(Layout dataset entries)
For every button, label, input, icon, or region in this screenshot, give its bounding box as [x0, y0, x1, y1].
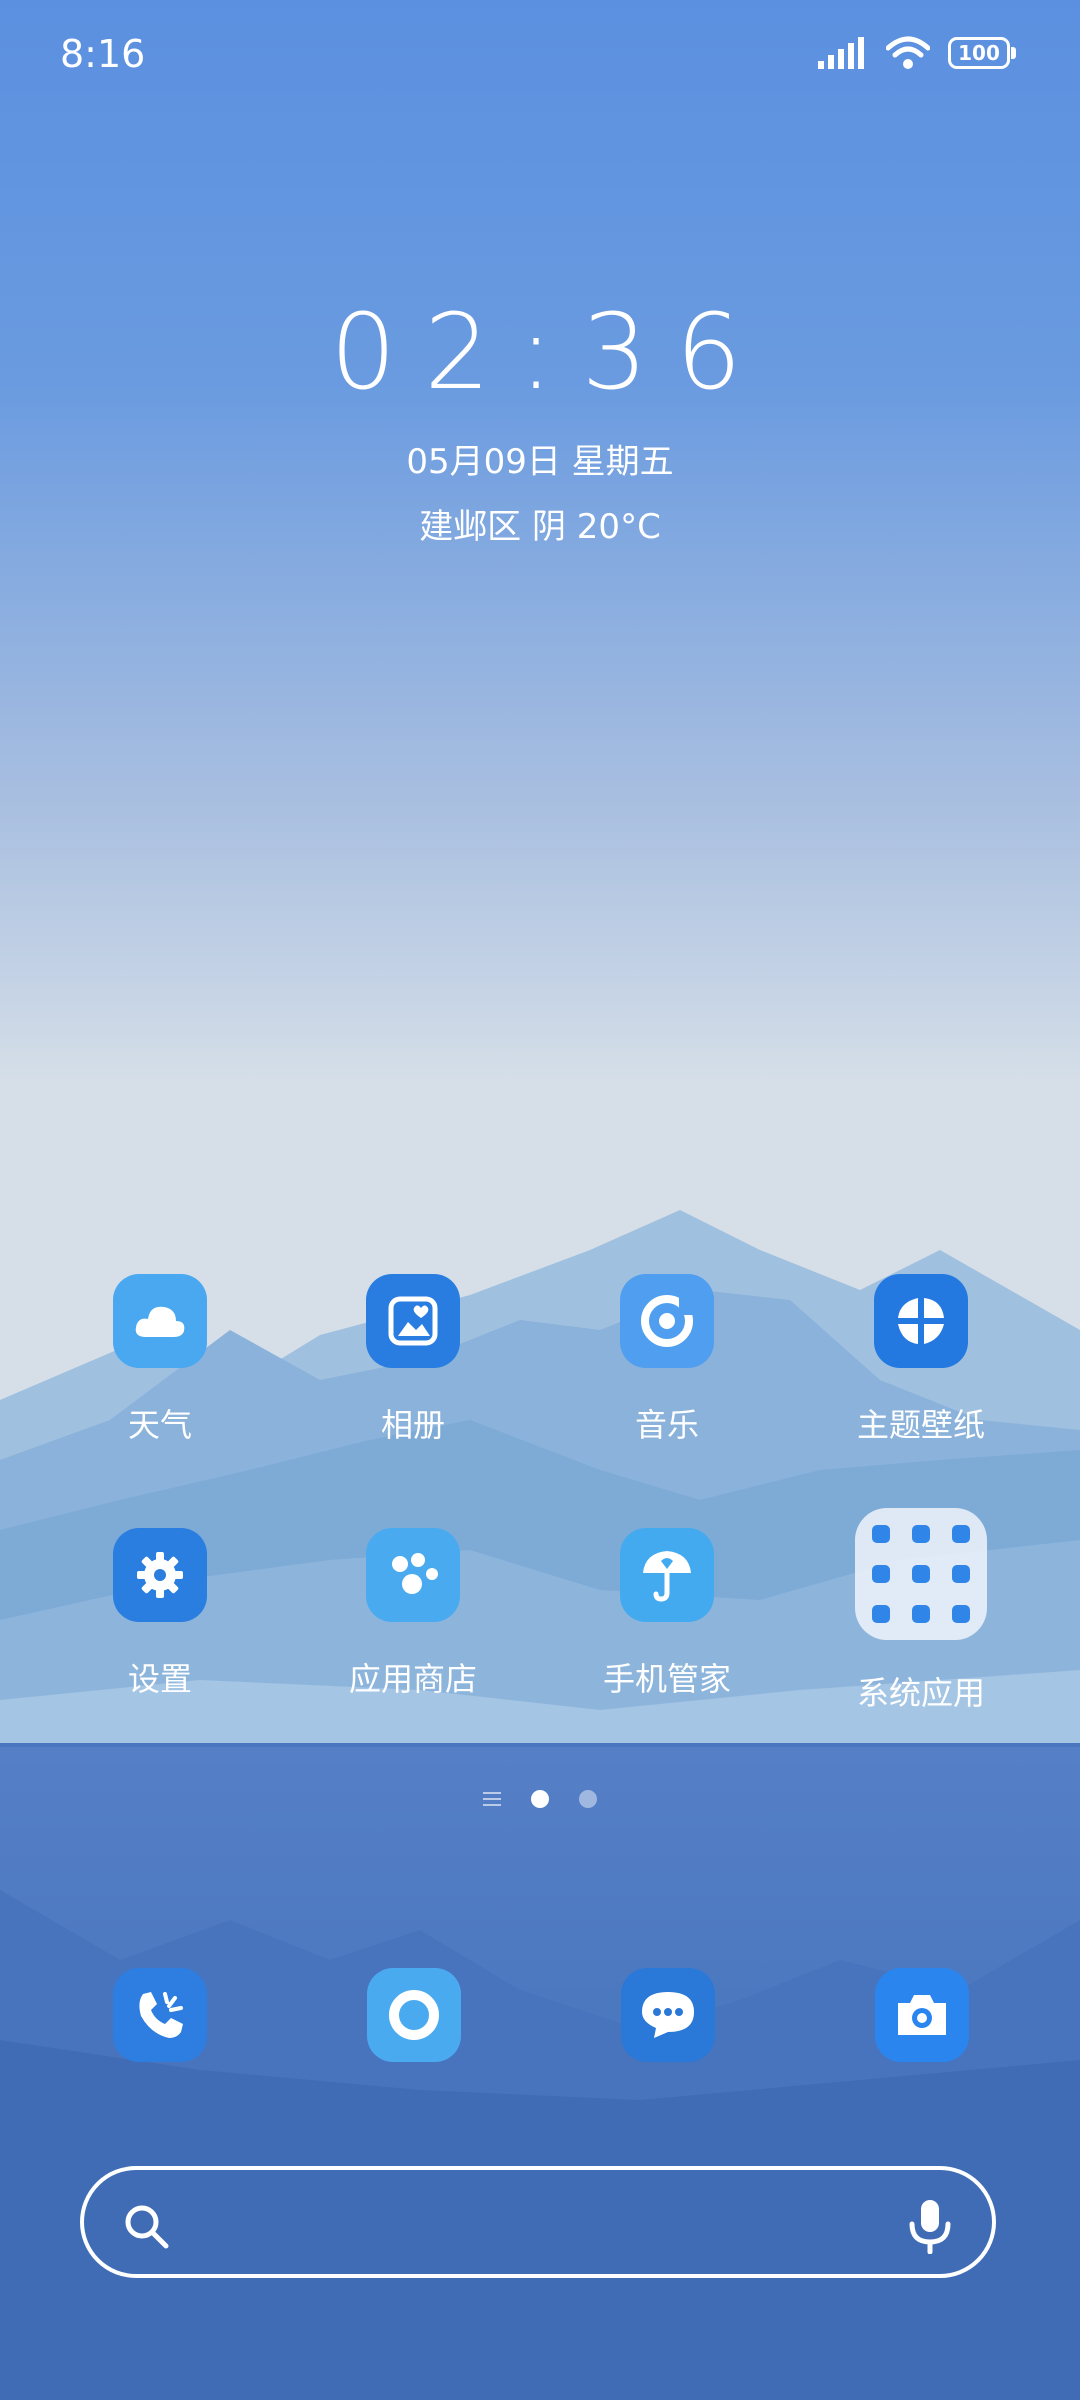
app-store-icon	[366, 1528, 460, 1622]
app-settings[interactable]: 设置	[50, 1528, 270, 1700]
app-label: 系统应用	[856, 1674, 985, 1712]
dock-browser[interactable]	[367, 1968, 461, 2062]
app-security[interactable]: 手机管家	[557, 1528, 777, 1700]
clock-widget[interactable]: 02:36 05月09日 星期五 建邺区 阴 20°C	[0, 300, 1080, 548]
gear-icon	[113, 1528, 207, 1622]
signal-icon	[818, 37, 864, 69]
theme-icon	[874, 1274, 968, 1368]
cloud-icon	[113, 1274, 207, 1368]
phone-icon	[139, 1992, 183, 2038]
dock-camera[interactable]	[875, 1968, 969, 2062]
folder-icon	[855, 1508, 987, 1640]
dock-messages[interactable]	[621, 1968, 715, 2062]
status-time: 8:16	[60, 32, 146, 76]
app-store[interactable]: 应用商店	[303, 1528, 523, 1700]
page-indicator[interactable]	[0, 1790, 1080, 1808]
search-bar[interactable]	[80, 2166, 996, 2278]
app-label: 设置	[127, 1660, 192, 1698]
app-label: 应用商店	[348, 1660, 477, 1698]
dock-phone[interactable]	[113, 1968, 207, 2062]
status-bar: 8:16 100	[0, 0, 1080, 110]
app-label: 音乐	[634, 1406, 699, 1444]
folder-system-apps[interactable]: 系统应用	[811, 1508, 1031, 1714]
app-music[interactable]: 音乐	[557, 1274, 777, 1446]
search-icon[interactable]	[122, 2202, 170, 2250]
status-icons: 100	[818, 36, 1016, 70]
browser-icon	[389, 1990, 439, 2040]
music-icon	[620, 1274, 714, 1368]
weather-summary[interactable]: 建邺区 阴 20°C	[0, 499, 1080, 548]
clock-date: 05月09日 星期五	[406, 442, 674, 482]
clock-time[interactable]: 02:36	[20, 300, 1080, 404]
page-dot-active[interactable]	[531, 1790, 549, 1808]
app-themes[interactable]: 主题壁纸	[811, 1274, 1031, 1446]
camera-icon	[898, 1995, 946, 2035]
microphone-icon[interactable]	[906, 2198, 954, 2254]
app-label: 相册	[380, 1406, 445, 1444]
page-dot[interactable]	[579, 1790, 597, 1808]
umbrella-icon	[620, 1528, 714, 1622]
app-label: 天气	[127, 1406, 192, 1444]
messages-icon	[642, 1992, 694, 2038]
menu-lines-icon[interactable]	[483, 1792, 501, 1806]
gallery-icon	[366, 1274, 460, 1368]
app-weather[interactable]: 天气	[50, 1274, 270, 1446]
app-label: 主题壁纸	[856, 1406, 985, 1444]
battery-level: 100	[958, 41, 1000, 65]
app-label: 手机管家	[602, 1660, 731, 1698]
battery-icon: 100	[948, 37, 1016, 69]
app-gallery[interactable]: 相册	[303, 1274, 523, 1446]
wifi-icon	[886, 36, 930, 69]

### [TASK TO COMPLETE]
Write out every line of the items above as a numbered list. Skip blank lines and leave the pictures out.

### [TASK RESULT]
1. For every button, label, input, icon, or region in this screenshot, give its bounding box as [x0, y0, x1, y1].
2. app-store-icon	[366, 1528, 460, 1622]
3. app-settings[interactable]: 设置	[50, 1528, 270, 1700]
4. app-label: 系统应用	[856, 1674, 985, 1712]
5. dock-browser[interactable]	[367, 1968, 461, 2062]
6. app-security[interactable]: 手机管家	[557, 1528, 777, 1700]
7. clock-widget[interactable]: 02:36 05月09日 星期五 建邺区 阴 20°C	[0, 300, 1080, 548]
8. gear-icon	[113, 1528, 207, 1622]
9. signal-icon	[818, 37, 864, 69]
10. theme-icon	[874, 1274, 968, 1368]
11. cloud-icon	[113, 1274, 207, 1368]
12. phone-icon	[139, 1992, 183, 2038]
13. dock-camera[interactable]	[875, 1968, 969, 2062]
14. folder-icon	[855, 1508, 987, 1640]
15. dock-messages[interactable]	[621, 1968, 715, 2062]
16. status-time: 8:16	[60, 32, 146, 76]
17. app-store[interactable]: 应用商店	[303, 1528, 523, 1700]
18. page-indicator[interactable]	[0, 1790, 1080, 1808]
19. search-bar[interactable]	[80, 2166, 996, 2278]
20. app-label: 设置	[127, 1660, 192, 1698]
21. app-label: 应用商店	[348, 1660, 477, 1698]
22. dock-phone[interactable]	[113, 1968, 207, 2062]
23. status-bar: 8:16 100	[0, 0, 1080, 110]
24. app-label: 音乐	[634, 1406, 699, 1444]
25. folder-system-apps[interactable]: 系统应用	[811, 1508, 1031, 1714]
26. app-music[interactable]: 音乐	[557, 1274, 777, 1446]
27. search-icon[interactable]	[122, 2202, 170, 2250]
28. status-icons: 100	[818, 36, 1016, 70]
29. browser-icon	[389, 1990, 439, 2040]
30. music-icon	[620, 1274, 714, 1368]
31. weather-summary[interactable]: 建邺区 阴 20°C	[0, 499, 1080, 548]
32. clock-date: 05月09日 星期五	[406, 442, 674, 482]
33. clock-time[interactable]: 02:36	[20, 300, 1080, 404]
34. page-dot-active[interactable]	[531, 1790, 549, 1808]
35. app-themes[interactable]: 主题壁纸	[811, 1274, 1031, 1446]
36. camera-icon	[898, 1995, 946, 2035]
37. microphone-icon[interactable]	[906, 2198, 954, 2254]
38. app-label: 相册	[380, 1406, 445, 1444]
39. page-dot[interactable]	[579, 1790, 597, 1808]
40. umbrella-icon	[620, 1528, 714, 1622]
41. app-label: 天气	[127, 1406, 192, 1444]
42. messages-icon	[642, 1992, 694, 2038]
43. menu-lines-icon[interactable]	[483, 1792, 501, 1806]
44. gallery-icon	[366, 1274, 460, 1368]
45. app-weather[interactable]: 天气	[50, 1274, 270, 1446]
46. app-label: 主题壁纸	[856, 1406, 985, 1444]
47. battery-level: 100	[958, 41, 1000, 65]
48. app-label: 手机管家	[602, 1660, 731, 1698]
49. battery-icon: 100	[948, 37, 1016, 69]
50. app-gallery[interactable]: 相册	[303, 1274, 523, 1446]
51. wifi-icon	[886, 36, 930, 69]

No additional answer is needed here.